> _TASK REQUIREMENTS_
From the listing below, pull each line that includes "JSON".

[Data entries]
==*==
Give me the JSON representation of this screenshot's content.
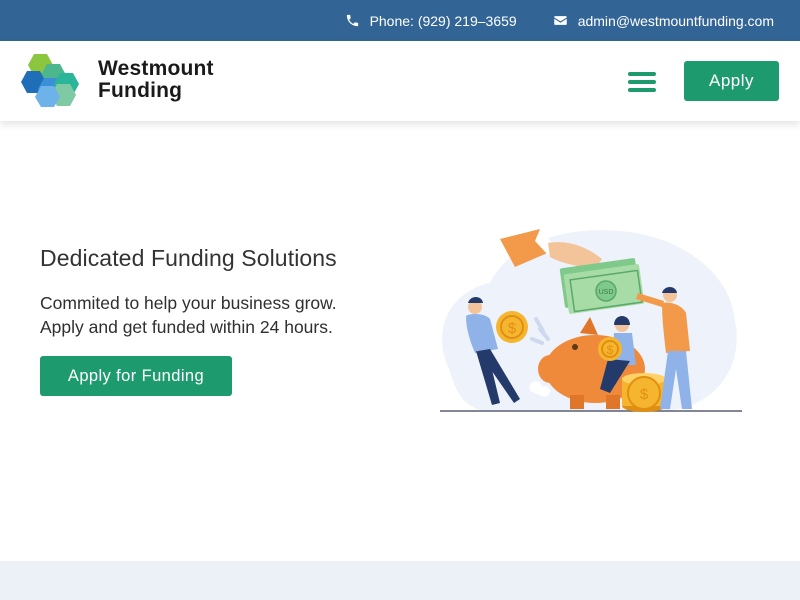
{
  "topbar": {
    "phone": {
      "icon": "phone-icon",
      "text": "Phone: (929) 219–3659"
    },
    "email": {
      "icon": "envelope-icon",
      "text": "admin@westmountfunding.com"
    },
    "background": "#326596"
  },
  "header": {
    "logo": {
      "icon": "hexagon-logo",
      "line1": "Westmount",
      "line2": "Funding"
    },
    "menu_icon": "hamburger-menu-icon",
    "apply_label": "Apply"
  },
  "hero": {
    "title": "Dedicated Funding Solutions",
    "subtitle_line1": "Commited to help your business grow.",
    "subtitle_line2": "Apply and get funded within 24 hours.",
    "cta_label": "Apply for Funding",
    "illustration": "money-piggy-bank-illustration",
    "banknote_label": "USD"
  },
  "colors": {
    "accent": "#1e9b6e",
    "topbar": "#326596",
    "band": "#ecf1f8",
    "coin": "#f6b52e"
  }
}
==*==
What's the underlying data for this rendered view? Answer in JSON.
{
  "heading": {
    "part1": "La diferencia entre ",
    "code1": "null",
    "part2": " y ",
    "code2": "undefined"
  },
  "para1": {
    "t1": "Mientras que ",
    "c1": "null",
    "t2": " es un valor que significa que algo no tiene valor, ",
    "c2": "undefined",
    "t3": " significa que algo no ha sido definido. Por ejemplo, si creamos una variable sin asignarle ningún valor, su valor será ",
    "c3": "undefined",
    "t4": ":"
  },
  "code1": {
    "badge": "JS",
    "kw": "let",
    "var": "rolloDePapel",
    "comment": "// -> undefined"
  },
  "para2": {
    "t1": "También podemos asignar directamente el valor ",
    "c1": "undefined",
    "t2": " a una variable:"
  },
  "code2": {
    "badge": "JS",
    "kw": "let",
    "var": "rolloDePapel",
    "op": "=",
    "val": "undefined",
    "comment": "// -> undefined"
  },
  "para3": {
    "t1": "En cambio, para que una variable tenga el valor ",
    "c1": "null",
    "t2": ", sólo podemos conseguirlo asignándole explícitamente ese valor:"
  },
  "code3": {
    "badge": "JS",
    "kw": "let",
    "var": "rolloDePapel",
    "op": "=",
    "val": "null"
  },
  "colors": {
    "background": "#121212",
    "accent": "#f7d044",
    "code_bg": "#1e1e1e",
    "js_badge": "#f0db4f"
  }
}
==*==
> _THE COMPLETED TASK_
Give me the JSON representation of this screenshot's content.
What's the underlying data for this rendered view? Answer in JSON.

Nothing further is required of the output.